_What you have to do_
Return a copy of each line that holds the string "JSON".

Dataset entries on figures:
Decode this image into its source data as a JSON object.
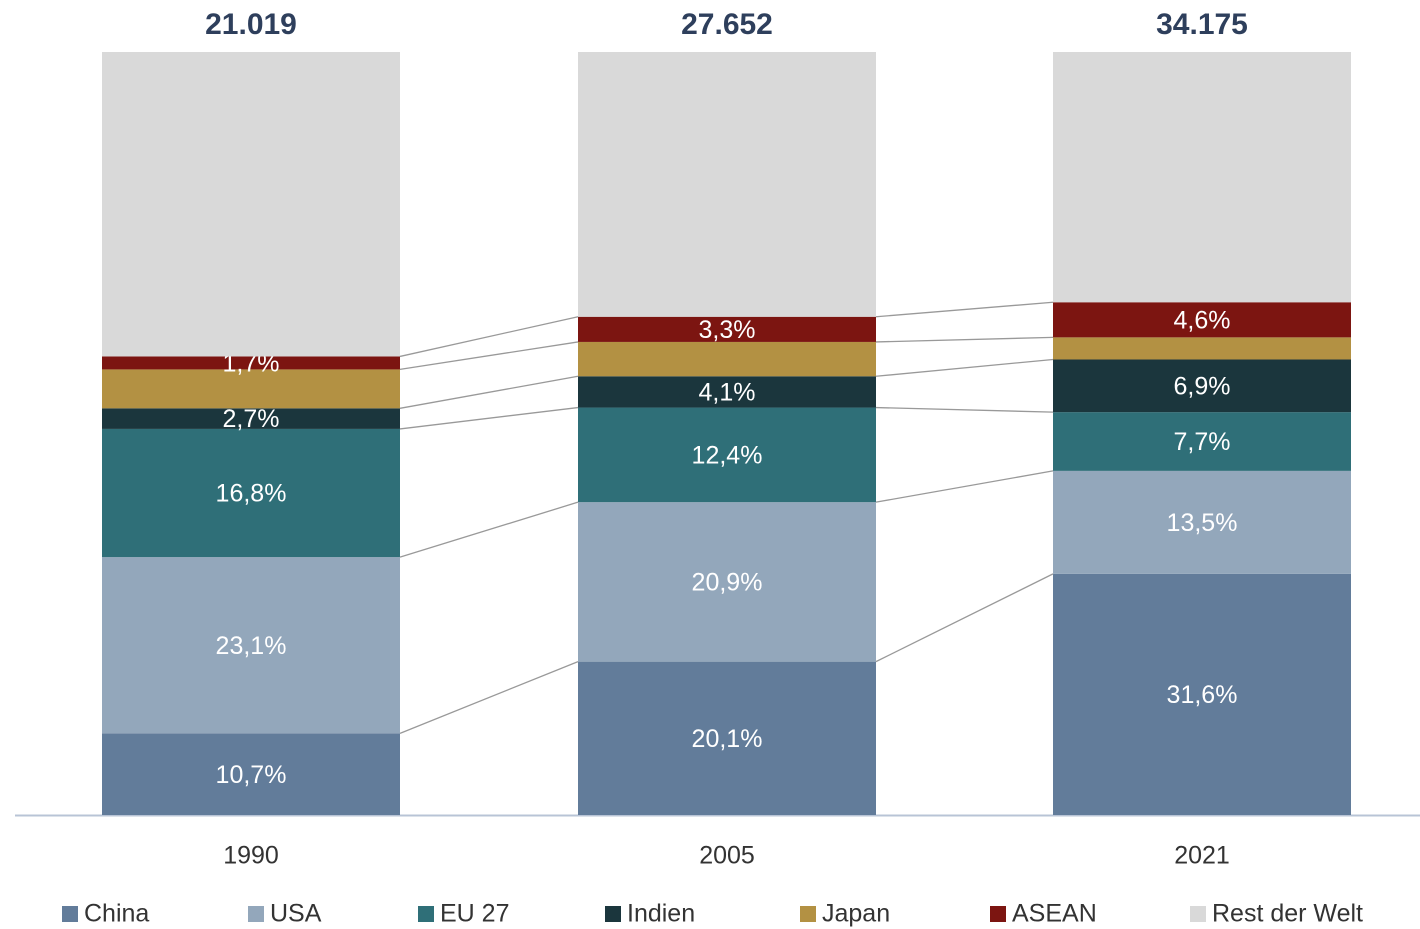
{
  "chart_data": {
    "type": "stacked_bar_100",
    "categories": [
      "1990",
      "2005",
      "2021"
    ],
    "totals": [
      "21.019",
      "27.652",
      "34.175"
    ],
    "ylim": [
      0,
      100
    ],
    "series": [
      {
        "name": "China",
        "color": "#627c9a",
        "values": [
          10.7,
          20.1,
          31.6
        ],
        "value_labels": [
          "10,7%",
          "20,1%",
          "31,6%"
        ]
      },
      {
        "name": "USA",
        "color": "#93a7bb",
        "values": [
          23.1,
          20.9,
          13.5
        ],
        "value_labels": [
          "23,1%",
          "20,9%",
          "13,5%"
        ]
      },
      {
        "name": "EU 27",
        "color": "#2f6f78",
        "values": [
          16.8,
          12.4,
          7.7
        ],
        "value_labels": [
          "16,8%",
          "12,4%",
          "7,7%"
        ]
      },
      {
        "name": "Indien",
        "color": "#1b363d",
        "values": [
          2.7,
          4.1,
          6.9
        ],
        "value_labels": [
          "2,7%",
          "4,1%",
          "6,9%"
        ]
      },
      {
        "name": "Japan",
        "color": "#b39143",
        "values": [
          5.1,
          4.5,
          2.9
        ],
        "value_labels": [
          null,
          null,
          null
        ]
      },
      {
        "name": "ASEAN",
        "color": "#7c1511",
        "values": [
          1.7,
          3.3,
          4.6
        ],
        "value_labels": [
          "1,7%",
          "3,3%",
          "4,6%"
        ]
      },
      {
        "name": "Rest der Welt",
        "color": "#d9d9d9",
        "values": [
          39.9,
          34.7,
          32.8
        ],
        "value_labels": [
          null,
          null,
          null
        ]
      }
    ]
  }
}
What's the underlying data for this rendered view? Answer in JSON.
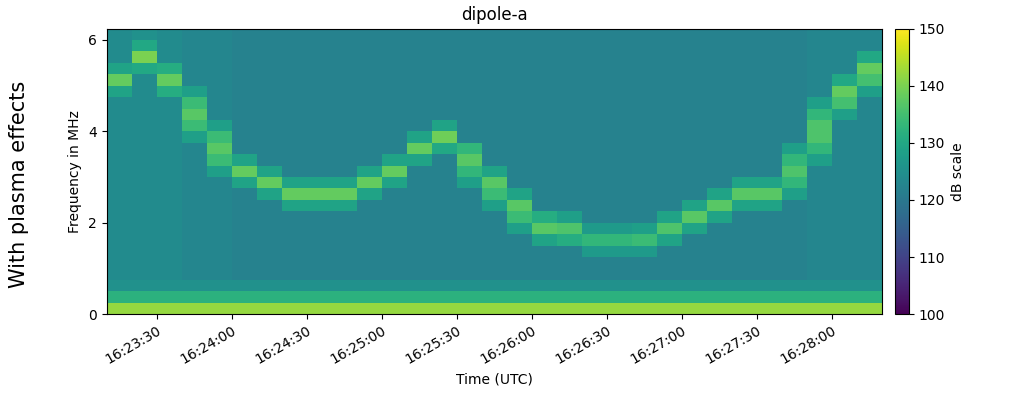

_Task output_
Decode this image into its source data as a JSON object.
What's the underlying data for this rendered view? Answer in JSON.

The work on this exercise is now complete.